- **Instruction**: Every entry that follows should be repeated exactly; drop the images.

-- start --

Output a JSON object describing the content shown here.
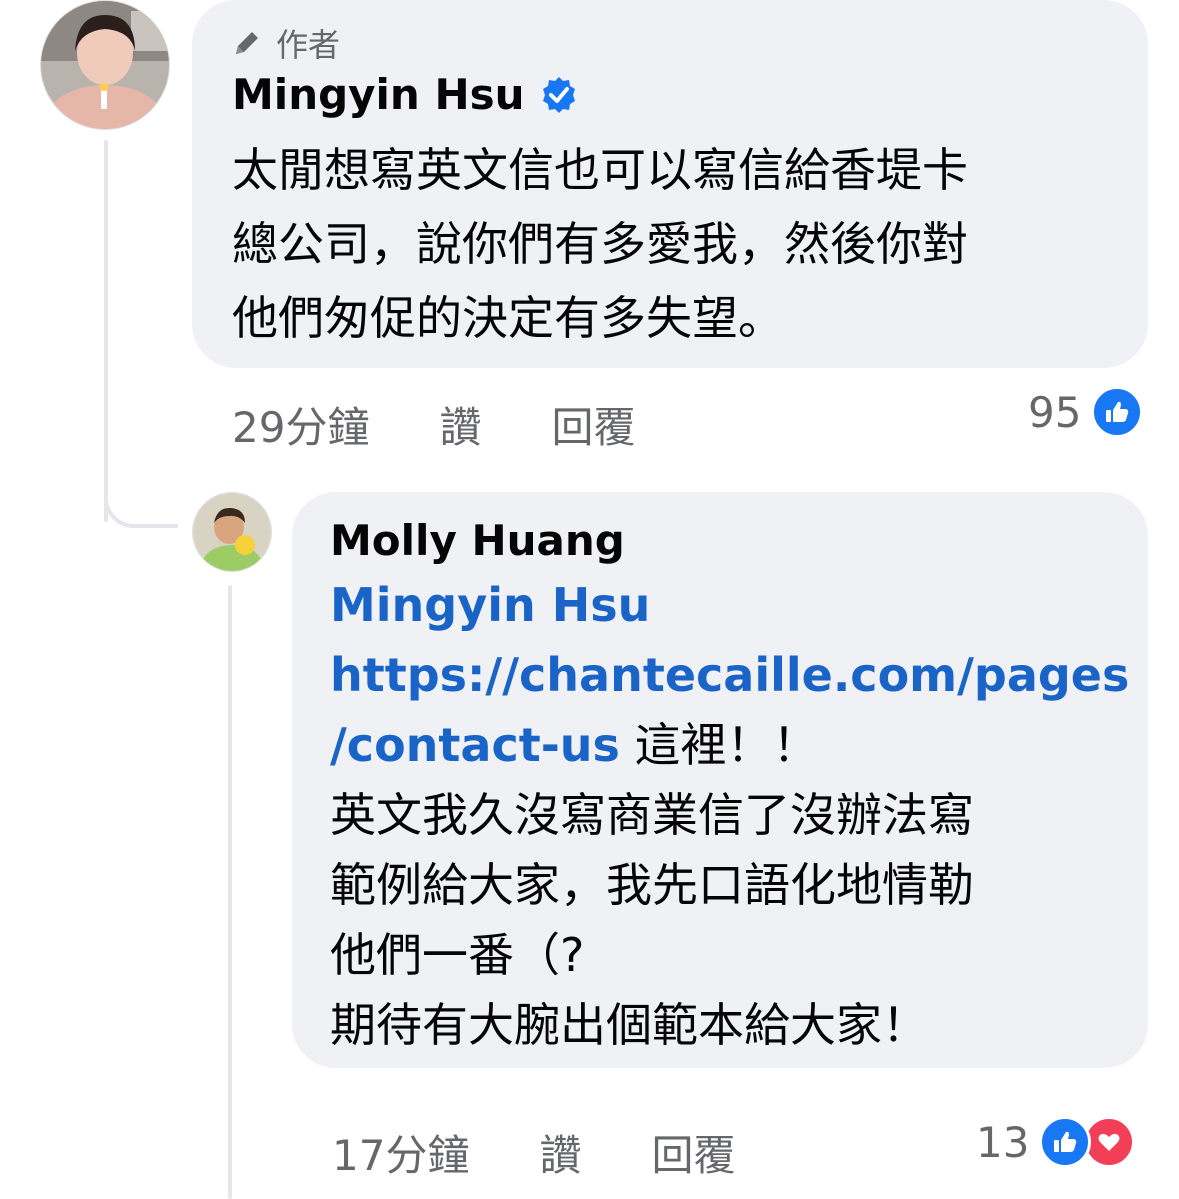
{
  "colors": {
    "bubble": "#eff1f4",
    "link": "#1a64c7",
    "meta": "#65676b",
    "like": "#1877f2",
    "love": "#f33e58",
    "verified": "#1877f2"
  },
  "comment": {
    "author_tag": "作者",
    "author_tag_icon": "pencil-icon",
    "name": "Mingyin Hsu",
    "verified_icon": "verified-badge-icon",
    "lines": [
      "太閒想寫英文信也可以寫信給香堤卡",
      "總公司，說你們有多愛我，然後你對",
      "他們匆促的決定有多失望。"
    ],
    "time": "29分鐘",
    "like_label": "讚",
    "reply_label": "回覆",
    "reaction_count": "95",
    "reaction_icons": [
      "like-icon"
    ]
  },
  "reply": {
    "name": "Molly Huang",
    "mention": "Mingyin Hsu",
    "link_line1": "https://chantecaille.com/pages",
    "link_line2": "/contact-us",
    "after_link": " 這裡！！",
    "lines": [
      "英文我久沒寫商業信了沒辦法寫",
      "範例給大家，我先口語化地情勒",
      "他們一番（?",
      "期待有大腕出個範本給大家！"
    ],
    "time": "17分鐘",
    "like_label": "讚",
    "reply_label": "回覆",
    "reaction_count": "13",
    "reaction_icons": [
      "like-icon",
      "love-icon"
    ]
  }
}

-- end --

- **Finished answer**:
Output a JSON object describing the content shown here.
{
  "colors": {
    "bubble": "#eff1f4",
    "link": "#1a64c7",
    "meta": "#65676b",
    "like": "#1877f2",
    "love": "#f33e58",
    "verified": "#1877f2"
  },
  "comment": {
    "author_tag": "作者",
    "author_tag_icon": "pencil-icon",
    "name": "Mingyin Hsu",
    "verified_icon": "verified-badge-icon",
    "lines": [
      "太閒想寫英文信也可以寫信給香堤卡",
      "總公司，說你們有多愛我，然後你對",
      "他們匆促的決定有多失望。"
    ],
    "time": "29分鐘",
    "like_label": "讚",
    "reply_label": "回覆",
    "reaction_count": "95",
    "reaction_icons": [
      "like-icon"
    ]
  },
  "reply": {
    "name": "Molly Huang",
    "mention": "Mingyin Hsu",
    "link_line1": "https://chantecaille.com/pages",
    "link_line2": "/contact-us",
    "after_link": " 這裡！！",
    "lines": [
      "英文我久沒寫商業信了沒辦法寫",
      "範例給大家，我先口語化地情勒",
      "他們一番（?",
      "期待有大腕出個範本給大家！"
    ],
    "time": "17分鐘",
    "like_label": "讚",
    "reply_label": "回覆",
    "reaction_count": "13",
    "reaction_icons": [
      "like-icon",
      "love-icon"
    ]
  }
}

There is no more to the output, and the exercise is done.